### Records for processing ###

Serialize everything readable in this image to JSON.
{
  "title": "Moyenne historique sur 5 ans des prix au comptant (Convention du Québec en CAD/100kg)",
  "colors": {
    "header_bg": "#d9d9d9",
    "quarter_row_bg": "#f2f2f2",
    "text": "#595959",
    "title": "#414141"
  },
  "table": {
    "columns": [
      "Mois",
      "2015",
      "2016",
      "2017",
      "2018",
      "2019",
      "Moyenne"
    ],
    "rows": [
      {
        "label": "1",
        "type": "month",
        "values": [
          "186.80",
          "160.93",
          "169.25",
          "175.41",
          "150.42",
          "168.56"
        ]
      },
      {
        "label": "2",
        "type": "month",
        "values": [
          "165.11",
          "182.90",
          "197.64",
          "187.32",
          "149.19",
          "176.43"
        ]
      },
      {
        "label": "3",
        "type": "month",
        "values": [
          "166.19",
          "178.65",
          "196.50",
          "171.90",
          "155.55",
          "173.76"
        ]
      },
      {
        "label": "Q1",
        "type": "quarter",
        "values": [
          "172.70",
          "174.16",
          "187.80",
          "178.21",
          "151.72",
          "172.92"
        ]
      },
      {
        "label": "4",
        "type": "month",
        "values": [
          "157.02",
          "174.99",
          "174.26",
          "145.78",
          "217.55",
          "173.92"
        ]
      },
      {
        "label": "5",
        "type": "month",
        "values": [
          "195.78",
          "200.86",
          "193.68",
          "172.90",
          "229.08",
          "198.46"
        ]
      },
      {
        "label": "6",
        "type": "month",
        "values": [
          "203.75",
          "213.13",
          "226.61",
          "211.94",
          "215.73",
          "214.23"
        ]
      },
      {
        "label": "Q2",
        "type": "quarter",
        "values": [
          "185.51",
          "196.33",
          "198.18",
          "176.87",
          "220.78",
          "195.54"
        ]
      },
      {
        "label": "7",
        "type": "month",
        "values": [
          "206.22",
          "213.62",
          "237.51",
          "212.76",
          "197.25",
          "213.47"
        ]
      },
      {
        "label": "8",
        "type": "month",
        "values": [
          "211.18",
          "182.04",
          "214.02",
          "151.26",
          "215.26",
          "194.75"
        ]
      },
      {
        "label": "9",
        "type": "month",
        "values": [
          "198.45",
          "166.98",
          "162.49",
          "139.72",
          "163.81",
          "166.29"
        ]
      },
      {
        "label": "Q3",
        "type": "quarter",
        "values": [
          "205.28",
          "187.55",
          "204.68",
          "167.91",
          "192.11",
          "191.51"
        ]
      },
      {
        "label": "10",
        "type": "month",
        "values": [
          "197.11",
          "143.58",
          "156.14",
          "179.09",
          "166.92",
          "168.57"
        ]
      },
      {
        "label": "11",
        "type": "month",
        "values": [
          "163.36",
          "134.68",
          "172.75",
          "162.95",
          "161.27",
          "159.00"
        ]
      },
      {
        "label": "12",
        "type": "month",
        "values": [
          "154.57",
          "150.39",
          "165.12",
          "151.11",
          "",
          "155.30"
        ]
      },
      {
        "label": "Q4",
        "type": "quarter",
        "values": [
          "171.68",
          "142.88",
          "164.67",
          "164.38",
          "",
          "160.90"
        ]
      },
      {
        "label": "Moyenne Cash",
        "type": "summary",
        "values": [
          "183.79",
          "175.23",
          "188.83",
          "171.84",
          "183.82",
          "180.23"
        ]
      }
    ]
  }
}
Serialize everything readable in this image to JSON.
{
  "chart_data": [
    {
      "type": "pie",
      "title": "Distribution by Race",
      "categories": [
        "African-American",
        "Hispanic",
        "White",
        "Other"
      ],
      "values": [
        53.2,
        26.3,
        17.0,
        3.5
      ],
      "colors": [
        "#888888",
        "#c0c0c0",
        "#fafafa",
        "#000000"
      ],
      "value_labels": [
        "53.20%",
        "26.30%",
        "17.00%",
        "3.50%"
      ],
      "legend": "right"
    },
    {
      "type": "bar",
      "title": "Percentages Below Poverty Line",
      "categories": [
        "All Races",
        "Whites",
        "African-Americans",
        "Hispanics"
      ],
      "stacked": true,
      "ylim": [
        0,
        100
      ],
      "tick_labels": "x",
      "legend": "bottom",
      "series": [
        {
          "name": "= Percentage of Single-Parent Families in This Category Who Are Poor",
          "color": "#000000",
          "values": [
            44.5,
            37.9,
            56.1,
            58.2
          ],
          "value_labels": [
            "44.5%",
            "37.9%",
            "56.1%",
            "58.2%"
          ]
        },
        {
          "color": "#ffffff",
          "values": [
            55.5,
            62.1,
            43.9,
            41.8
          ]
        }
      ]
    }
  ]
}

###

» **Direction**: Identify the lines of the entries containing the string "title". Copy each such line.

» **Exercise solution**:
  "title": "Moyenne historique sur 5 ans des prix au comptant (Convention du Québec en CAD/100kg)",
    "title": "#414141"
      "title": "Distribution by Race",
      "title": "Percentages Below Poverty Line",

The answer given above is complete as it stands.